» **WORK INSTRUCTIONS**: Put the lines from the start of the entries up to and including the line with "question-2-line-4: funzionamento. bbox=[18, 536, 159, 559]" into a JSON list of strings, one string per line, leaving out any blank lines.

» **Annotated region listings**:
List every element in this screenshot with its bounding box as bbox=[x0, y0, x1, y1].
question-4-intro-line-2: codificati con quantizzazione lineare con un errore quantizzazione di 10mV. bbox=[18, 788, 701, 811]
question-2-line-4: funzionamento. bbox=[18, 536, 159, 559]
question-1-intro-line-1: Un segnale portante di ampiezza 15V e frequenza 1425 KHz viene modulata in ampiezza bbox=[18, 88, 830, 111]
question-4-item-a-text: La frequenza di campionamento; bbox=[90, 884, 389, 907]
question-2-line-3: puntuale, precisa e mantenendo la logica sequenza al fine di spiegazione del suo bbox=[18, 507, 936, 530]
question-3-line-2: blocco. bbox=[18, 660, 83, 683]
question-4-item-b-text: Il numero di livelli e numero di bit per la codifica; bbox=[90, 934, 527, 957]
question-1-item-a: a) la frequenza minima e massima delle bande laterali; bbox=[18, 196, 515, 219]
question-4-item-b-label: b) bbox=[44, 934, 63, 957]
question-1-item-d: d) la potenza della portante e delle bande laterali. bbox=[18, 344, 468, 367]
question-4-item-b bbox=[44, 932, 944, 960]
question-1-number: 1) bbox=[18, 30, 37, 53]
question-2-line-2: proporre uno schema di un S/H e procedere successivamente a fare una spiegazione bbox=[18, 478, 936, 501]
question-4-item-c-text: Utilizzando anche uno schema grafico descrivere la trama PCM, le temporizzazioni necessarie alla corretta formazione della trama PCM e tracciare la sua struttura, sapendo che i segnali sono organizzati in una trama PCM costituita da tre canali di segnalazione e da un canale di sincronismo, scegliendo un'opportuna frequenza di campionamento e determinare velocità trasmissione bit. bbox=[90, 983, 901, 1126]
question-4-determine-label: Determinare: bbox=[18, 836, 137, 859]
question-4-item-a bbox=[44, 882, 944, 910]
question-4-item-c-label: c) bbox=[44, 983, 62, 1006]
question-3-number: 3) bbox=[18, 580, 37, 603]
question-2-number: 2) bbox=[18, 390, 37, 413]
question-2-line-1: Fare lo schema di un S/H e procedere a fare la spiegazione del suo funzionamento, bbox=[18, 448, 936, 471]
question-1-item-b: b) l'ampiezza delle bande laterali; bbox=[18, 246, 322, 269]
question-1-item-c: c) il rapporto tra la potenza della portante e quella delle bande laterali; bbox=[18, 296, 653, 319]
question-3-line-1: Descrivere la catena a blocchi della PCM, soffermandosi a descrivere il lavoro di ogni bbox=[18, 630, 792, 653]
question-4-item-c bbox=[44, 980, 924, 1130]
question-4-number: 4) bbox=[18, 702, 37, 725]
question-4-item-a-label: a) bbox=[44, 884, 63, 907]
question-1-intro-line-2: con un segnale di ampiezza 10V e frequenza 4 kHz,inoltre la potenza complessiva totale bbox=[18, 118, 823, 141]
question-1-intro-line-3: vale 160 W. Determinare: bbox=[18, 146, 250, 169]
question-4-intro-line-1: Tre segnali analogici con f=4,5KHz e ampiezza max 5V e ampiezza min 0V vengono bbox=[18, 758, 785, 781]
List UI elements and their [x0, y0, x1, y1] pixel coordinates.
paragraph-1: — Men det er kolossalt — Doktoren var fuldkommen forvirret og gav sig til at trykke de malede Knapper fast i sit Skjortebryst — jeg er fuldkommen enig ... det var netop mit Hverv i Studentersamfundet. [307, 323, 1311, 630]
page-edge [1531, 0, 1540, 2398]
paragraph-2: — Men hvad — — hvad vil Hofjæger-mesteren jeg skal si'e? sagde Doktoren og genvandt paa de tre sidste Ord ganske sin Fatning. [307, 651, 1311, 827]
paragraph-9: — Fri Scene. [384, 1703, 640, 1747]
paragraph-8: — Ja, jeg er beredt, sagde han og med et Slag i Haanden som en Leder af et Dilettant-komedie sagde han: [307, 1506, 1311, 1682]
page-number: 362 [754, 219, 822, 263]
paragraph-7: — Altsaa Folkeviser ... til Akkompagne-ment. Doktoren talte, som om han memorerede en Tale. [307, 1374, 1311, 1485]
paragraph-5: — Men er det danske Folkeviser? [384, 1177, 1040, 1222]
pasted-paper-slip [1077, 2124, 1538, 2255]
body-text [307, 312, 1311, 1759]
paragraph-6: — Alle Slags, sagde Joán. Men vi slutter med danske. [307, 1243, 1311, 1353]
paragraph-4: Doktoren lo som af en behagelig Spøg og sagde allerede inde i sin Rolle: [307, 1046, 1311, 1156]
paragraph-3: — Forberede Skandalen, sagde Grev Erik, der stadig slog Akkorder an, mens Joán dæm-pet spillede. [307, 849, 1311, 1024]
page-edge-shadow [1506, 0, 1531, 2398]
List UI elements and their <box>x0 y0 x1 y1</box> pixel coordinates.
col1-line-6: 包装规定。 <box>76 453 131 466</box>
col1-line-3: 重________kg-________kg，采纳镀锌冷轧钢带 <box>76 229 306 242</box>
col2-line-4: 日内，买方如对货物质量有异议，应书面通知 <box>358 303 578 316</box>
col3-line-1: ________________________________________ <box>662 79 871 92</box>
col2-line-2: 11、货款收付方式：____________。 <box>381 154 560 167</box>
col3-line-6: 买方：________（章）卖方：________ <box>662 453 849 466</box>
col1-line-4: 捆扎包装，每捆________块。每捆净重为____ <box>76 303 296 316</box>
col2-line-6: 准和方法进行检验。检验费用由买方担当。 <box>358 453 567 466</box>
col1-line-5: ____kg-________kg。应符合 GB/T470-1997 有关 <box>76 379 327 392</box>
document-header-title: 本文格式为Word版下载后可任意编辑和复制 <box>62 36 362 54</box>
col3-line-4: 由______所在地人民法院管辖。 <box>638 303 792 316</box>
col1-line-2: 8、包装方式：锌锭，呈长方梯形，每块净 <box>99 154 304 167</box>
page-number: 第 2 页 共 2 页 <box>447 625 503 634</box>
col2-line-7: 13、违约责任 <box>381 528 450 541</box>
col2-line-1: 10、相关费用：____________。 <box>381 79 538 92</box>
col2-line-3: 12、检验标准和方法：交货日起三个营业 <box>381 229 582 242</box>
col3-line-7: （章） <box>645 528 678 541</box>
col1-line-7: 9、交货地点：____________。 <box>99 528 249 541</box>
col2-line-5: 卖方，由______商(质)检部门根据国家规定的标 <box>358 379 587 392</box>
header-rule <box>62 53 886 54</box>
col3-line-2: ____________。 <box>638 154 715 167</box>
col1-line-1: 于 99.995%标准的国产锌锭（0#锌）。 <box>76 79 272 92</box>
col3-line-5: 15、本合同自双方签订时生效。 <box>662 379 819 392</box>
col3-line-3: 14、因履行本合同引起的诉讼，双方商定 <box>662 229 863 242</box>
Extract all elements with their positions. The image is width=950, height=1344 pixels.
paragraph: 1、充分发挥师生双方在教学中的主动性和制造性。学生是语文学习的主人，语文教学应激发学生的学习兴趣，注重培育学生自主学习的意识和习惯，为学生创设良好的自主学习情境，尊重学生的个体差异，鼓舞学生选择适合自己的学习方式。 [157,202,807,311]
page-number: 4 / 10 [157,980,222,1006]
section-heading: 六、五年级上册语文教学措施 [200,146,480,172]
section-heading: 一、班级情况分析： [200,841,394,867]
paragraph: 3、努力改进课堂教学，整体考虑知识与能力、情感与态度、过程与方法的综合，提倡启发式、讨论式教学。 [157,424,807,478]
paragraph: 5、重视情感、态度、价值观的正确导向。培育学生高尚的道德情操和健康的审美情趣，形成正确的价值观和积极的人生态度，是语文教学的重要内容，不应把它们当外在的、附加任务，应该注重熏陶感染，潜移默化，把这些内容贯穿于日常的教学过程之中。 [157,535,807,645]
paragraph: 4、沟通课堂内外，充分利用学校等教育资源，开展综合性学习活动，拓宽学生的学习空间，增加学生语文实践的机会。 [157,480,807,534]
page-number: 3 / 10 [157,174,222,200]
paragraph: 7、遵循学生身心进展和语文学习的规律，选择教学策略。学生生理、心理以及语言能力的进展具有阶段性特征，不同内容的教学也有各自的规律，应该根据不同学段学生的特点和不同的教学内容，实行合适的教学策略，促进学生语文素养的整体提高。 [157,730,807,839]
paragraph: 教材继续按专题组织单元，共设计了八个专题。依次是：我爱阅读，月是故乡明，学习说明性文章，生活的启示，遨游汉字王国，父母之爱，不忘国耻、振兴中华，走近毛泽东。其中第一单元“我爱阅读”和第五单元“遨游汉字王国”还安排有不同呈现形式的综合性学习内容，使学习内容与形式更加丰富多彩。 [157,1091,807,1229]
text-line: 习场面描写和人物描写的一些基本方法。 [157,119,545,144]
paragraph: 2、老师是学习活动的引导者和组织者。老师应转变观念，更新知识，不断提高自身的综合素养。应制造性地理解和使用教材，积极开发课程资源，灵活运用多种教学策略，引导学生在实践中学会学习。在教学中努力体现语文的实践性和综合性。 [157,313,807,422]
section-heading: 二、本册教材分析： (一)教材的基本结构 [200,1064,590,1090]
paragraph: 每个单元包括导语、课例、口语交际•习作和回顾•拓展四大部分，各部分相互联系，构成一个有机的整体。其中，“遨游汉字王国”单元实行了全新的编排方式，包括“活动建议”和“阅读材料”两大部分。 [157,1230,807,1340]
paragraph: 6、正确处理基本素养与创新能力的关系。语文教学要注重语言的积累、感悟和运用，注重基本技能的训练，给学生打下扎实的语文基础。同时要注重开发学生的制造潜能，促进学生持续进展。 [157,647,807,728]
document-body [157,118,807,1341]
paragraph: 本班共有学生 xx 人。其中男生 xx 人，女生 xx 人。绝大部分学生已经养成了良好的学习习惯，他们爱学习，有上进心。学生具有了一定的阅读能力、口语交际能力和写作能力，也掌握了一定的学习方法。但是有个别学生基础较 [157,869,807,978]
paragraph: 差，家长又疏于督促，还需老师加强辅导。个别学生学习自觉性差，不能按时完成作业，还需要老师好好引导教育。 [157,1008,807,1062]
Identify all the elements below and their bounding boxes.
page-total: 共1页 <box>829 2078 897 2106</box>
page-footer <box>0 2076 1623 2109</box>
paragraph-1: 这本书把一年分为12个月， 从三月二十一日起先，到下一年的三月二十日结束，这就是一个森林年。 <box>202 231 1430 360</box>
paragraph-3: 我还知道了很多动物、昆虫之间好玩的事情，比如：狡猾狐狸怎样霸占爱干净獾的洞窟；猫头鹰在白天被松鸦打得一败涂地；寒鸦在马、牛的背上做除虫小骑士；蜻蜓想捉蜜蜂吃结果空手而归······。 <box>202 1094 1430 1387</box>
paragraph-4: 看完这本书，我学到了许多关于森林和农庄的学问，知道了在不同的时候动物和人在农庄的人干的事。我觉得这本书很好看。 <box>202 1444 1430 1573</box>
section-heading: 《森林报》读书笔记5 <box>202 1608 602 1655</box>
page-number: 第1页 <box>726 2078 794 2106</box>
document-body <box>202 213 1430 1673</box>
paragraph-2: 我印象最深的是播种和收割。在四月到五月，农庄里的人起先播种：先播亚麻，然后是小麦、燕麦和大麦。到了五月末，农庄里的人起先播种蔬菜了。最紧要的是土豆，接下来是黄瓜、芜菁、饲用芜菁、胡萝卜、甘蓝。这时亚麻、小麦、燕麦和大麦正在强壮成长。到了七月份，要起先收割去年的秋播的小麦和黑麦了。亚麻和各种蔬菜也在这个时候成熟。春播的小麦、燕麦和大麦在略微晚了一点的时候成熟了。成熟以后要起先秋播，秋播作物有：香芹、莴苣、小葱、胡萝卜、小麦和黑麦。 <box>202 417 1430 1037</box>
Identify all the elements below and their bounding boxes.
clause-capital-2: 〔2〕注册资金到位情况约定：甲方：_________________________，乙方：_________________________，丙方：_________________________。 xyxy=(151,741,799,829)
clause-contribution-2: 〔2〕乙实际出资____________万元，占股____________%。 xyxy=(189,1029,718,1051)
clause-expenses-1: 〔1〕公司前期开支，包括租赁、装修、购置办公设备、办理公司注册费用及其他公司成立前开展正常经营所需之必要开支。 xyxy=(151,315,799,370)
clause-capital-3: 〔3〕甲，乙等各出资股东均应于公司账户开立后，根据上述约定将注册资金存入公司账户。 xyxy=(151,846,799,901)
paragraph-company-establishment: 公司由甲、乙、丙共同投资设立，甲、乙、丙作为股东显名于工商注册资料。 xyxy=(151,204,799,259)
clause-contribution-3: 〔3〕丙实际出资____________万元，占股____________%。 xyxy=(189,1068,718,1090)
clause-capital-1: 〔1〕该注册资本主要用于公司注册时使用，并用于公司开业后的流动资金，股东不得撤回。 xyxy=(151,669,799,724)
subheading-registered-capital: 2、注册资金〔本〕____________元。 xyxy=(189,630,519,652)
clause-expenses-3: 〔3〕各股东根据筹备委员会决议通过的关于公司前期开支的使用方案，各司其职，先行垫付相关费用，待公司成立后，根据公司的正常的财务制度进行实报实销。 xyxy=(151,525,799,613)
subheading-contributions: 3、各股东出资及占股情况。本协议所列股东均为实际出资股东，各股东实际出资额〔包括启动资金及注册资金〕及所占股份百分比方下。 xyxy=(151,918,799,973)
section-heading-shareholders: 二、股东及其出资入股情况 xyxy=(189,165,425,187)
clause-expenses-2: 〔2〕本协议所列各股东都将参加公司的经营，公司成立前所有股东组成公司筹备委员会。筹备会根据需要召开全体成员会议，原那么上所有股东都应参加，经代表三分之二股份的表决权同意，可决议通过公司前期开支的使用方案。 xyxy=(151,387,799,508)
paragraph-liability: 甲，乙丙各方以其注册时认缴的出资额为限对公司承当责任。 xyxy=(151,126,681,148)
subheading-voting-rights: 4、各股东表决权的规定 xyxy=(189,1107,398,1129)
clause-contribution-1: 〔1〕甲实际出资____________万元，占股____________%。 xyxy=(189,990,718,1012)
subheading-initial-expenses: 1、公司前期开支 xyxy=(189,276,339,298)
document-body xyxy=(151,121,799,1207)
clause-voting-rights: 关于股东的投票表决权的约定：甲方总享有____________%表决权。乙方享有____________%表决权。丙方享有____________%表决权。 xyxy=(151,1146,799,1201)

» **COMPLETED EXERCISE**:
[
  "List every element in this screenshot with its bounding box as bbox=[x0, y0, x1, y1].",
  "question-4-intro-line-2: codificati con quantizzazione lineare con un errore quantizzazione di 10mV. bbox=[18, 788, 701, 811]",
  "question-2-line-4: funzionamento. bbox=[18, 536, 159, 559]"
]